**What you have to do**
Set down each entry from the block beneath, exactly as written.

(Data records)
* * * * * * *

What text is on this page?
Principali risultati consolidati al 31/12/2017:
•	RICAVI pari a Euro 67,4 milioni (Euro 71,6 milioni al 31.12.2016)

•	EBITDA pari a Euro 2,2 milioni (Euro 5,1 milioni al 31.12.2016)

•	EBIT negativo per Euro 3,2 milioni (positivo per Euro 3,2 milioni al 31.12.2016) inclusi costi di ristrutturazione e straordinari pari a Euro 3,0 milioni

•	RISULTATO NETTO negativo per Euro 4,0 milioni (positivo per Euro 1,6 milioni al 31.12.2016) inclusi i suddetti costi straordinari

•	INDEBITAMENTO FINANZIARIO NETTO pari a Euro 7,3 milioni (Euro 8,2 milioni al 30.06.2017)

* * * * * * *

**Written response**
What text is on this page?
Principali risultati consolidati al 31/12/2017:
•	RICAVI pari a Euro 67,4 milioni (Euro 71,6 milioni al 31.12.2016)

•	EBITDA pari a Euro 2,2 milioni (Euro 5,1 milioni al 31.12.2016)

•	EBIT negativo per Euro 3,2 milioni (positivo per Euro 3,2 milioni al 31.12.2016) inclusi costi di ristrutturazione e straordinari pari a Euro 3,0 milioni

•	RISULTATO NETTO negativo per Euro 4,0 milioni (positivo per Euro 1,6 milioni al 31.12.2016) inclusi i suddetti costi straordinari

•	INDEBITAMENTO FINANZIARIO NETTO pari a Euro 7,3 milioni (Euro 8,2 milioni al 30.06.2017)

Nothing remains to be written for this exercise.